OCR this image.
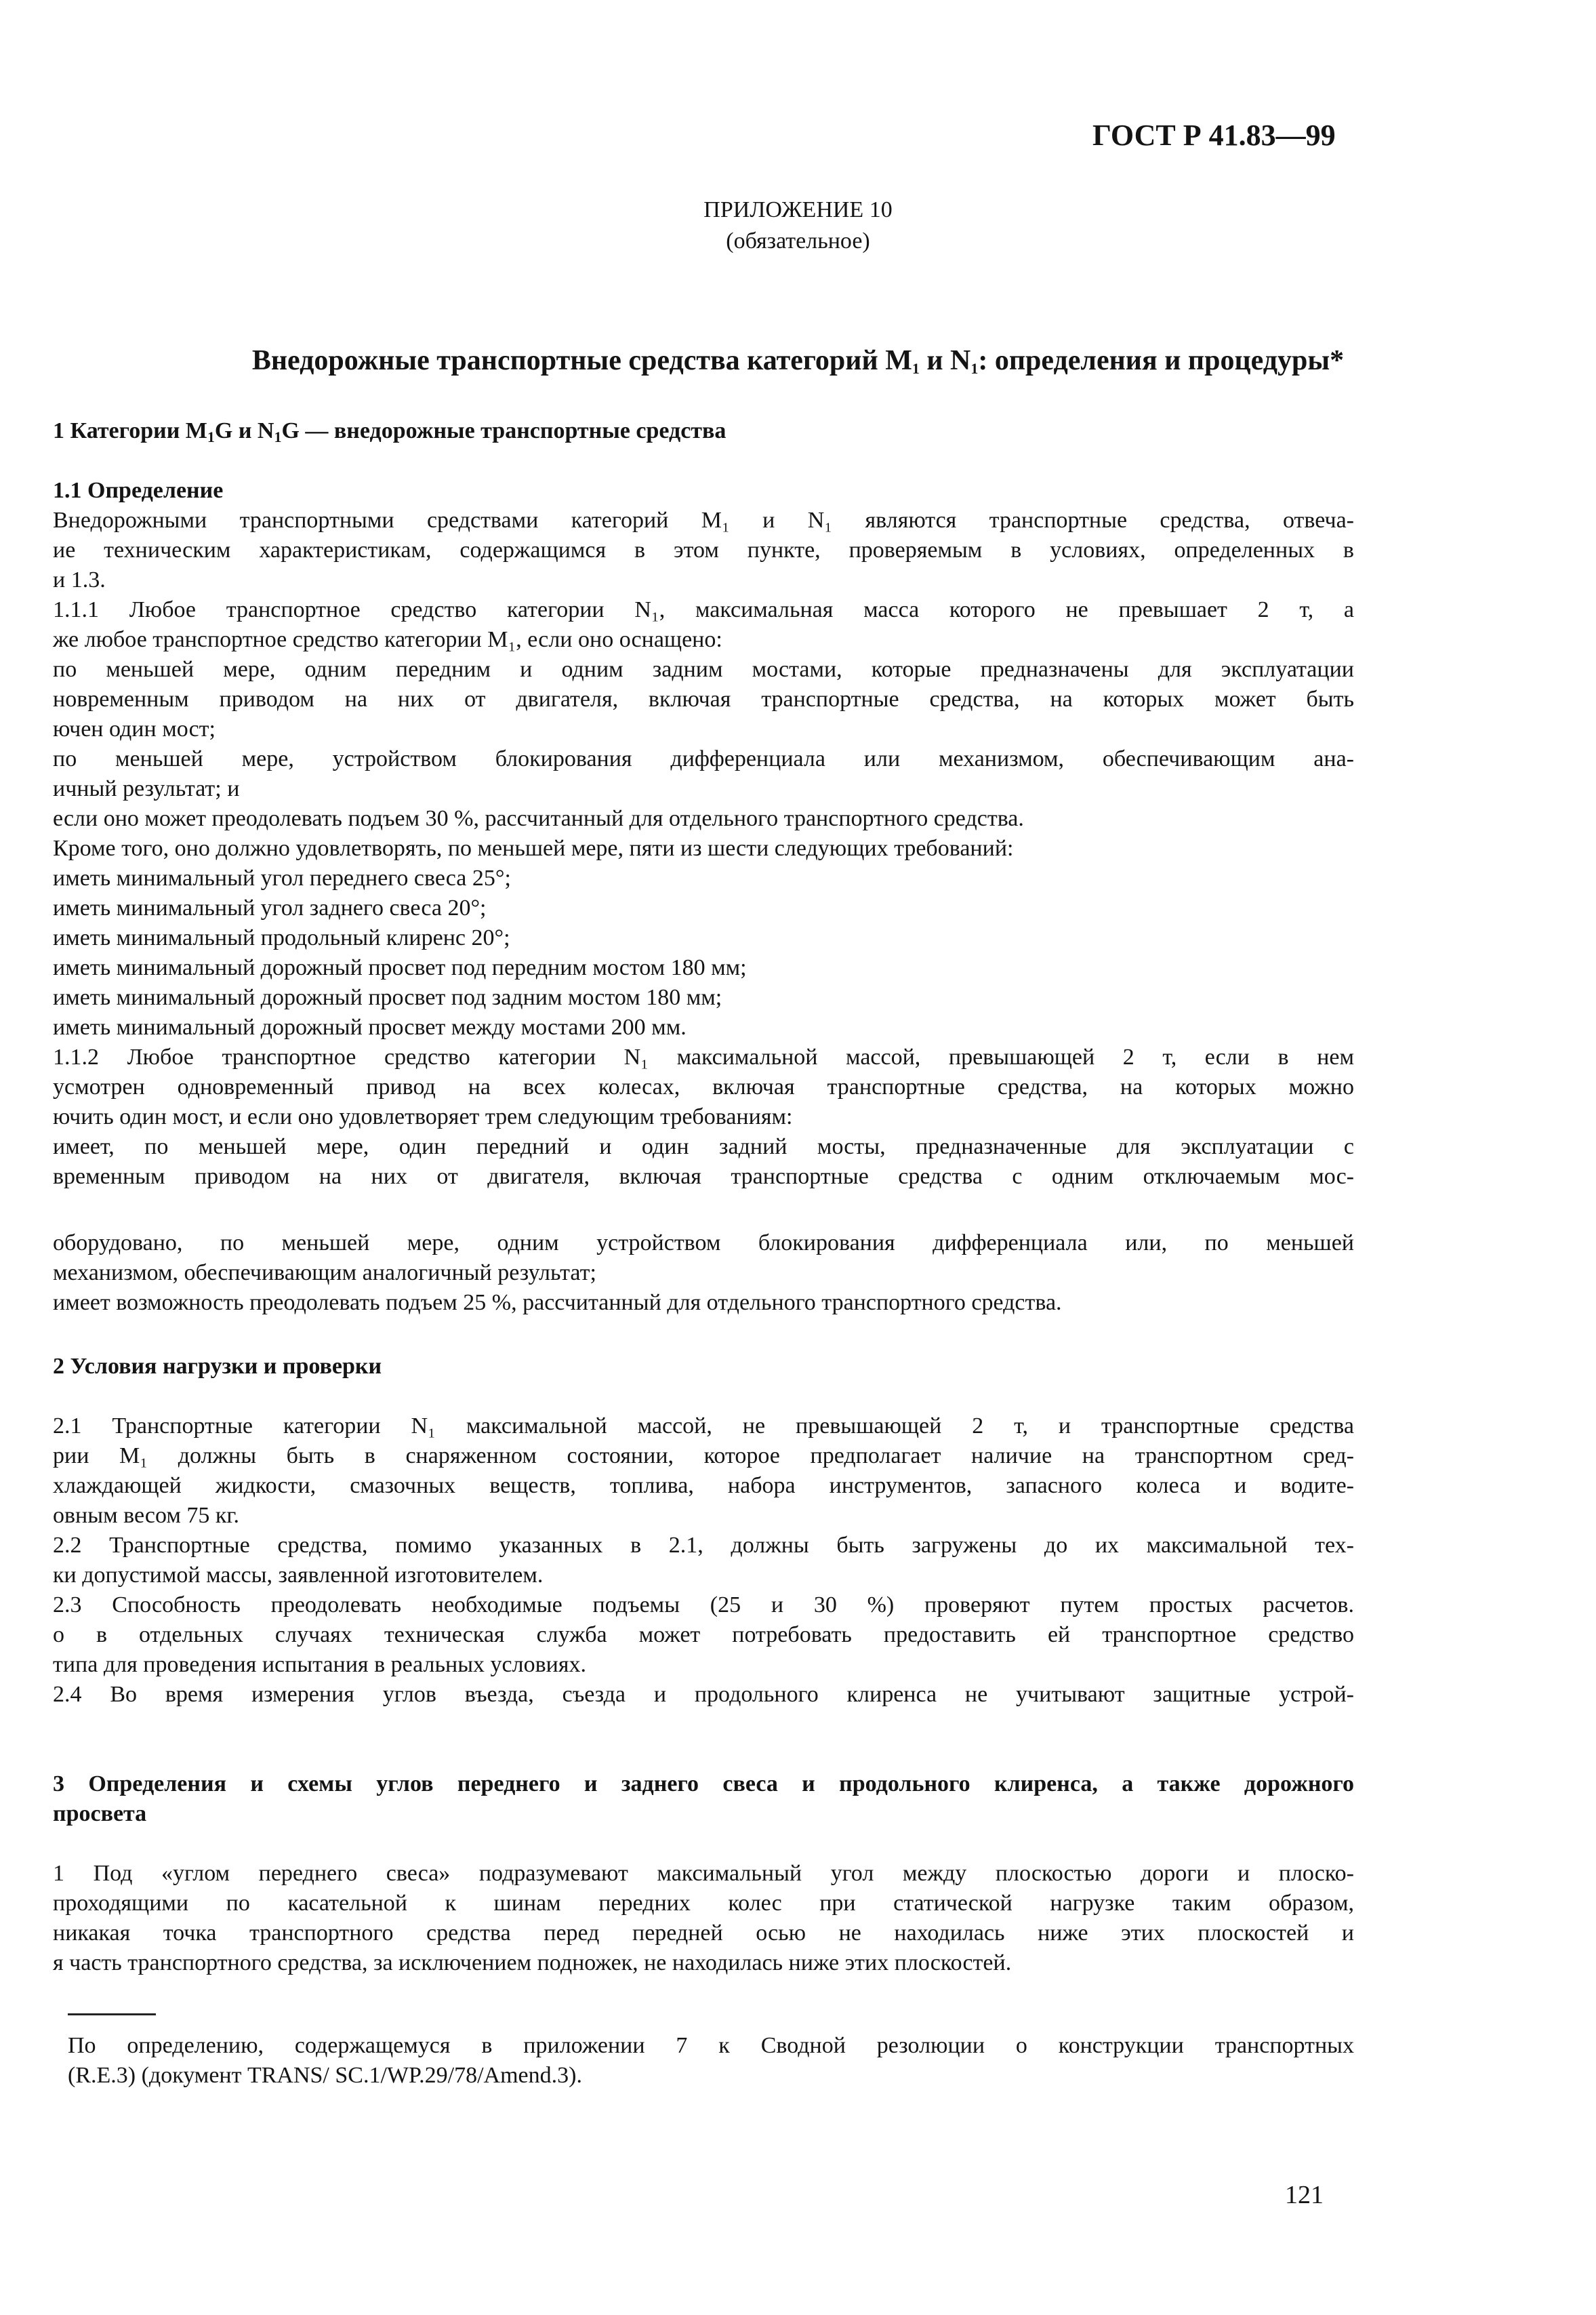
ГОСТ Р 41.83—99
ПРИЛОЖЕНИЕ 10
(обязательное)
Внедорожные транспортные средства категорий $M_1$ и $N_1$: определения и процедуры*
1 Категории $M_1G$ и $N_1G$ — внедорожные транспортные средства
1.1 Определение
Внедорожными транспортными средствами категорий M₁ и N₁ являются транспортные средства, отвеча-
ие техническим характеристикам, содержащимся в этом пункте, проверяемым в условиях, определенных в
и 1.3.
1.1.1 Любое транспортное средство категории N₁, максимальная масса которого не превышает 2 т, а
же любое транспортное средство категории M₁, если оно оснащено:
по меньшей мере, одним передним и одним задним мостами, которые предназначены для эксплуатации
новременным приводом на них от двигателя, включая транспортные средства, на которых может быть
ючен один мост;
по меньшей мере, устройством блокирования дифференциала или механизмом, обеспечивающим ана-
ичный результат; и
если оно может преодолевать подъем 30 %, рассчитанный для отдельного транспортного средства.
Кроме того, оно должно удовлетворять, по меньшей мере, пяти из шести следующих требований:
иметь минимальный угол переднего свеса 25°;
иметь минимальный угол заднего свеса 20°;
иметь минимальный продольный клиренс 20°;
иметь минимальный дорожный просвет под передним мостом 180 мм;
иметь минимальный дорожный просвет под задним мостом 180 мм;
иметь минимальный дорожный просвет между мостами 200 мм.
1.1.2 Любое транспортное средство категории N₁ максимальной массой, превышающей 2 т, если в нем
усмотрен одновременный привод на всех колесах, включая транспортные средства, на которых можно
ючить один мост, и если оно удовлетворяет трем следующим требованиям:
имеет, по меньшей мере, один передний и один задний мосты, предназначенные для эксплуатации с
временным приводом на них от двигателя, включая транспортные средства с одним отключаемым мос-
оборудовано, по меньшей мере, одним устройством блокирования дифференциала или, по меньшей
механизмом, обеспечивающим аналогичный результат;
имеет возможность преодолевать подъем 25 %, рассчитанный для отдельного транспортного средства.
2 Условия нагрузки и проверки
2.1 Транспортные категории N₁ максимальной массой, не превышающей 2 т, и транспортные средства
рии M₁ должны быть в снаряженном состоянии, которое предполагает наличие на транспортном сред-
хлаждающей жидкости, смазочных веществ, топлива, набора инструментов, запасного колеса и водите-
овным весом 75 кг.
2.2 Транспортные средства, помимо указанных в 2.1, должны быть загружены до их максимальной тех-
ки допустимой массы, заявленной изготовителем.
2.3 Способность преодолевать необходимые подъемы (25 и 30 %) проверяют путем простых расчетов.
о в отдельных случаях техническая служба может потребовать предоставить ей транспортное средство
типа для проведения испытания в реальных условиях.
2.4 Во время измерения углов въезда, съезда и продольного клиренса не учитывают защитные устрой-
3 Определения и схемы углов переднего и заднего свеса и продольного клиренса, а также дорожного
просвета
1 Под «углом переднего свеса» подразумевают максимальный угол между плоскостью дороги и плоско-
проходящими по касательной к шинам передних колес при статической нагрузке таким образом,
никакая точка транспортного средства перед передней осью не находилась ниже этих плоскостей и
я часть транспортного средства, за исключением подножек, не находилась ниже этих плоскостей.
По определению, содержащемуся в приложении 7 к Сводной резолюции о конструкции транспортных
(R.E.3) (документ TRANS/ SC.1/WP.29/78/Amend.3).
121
---
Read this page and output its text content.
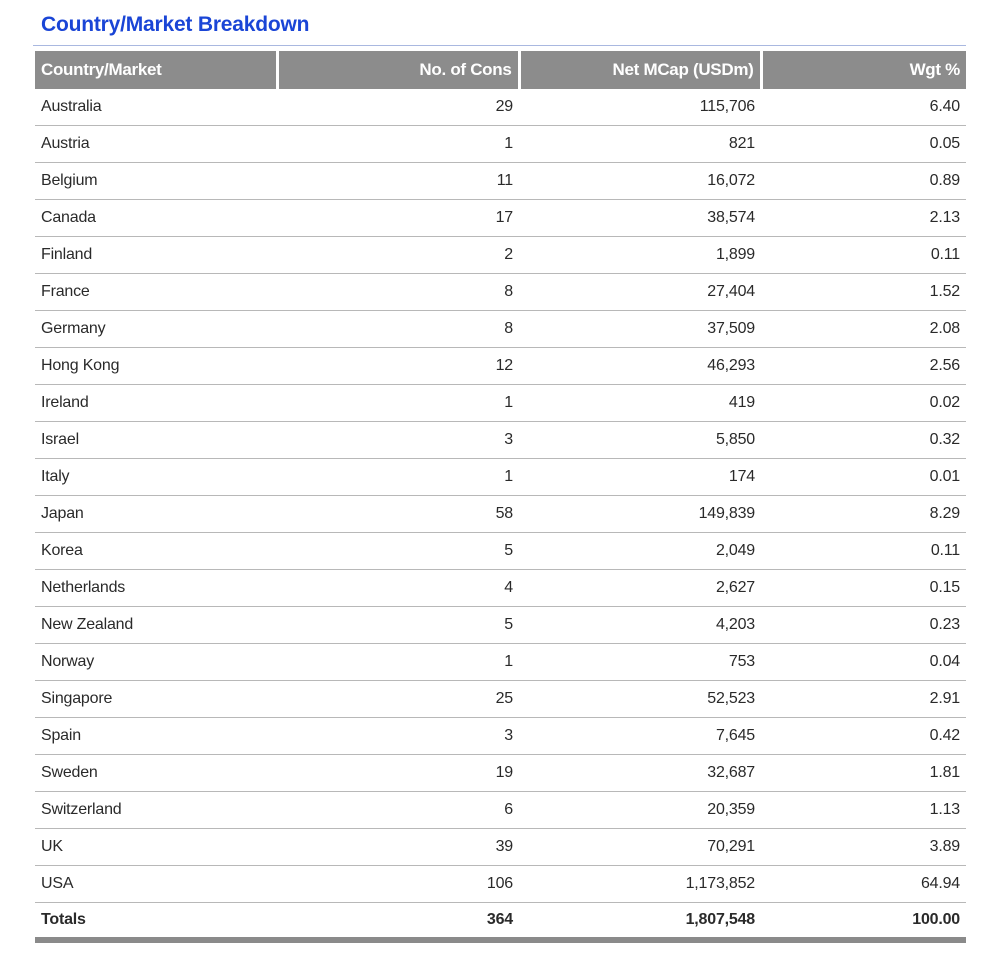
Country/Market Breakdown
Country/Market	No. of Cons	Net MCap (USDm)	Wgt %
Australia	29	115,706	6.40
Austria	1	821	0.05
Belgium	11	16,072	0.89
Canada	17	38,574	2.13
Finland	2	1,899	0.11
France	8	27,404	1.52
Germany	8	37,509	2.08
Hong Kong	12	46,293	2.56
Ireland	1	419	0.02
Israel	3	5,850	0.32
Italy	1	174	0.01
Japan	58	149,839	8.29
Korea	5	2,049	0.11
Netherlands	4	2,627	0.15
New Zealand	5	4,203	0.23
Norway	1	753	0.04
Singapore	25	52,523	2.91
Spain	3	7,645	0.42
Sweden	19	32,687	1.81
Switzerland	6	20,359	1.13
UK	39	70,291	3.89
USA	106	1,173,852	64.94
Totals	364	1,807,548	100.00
...
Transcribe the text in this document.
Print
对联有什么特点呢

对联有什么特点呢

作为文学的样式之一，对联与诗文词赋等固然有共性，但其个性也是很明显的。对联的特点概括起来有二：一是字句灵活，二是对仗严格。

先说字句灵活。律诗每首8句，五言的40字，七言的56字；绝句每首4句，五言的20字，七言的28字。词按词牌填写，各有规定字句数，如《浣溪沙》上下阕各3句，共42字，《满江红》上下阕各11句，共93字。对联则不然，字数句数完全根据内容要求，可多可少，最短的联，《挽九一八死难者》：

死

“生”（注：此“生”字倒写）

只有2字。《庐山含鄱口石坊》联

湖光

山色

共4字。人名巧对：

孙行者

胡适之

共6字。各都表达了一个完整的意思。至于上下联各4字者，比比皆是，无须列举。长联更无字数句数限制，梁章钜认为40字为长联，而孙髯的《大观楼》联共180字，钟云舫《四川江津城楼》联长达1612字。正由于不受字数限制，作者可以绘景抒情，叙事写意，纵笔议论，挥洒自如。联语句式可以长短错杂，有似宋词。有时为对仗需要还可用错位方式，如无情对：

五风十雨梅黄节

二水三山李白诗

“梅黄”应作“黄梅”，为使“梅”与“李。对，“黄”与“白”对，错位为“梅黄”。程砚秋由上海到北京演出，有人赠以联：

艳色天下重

▸ Exercise description: Collect every line with the string "углов" from the records, and copy each.

▸ Exercise output:
2.4 Во время измерения углов въезда, съезда и продольного клиренса не учитывают защитные устрой-
3 Определения и схемы углов переднего и заднего свеса и продольного клиренса, а также дорожного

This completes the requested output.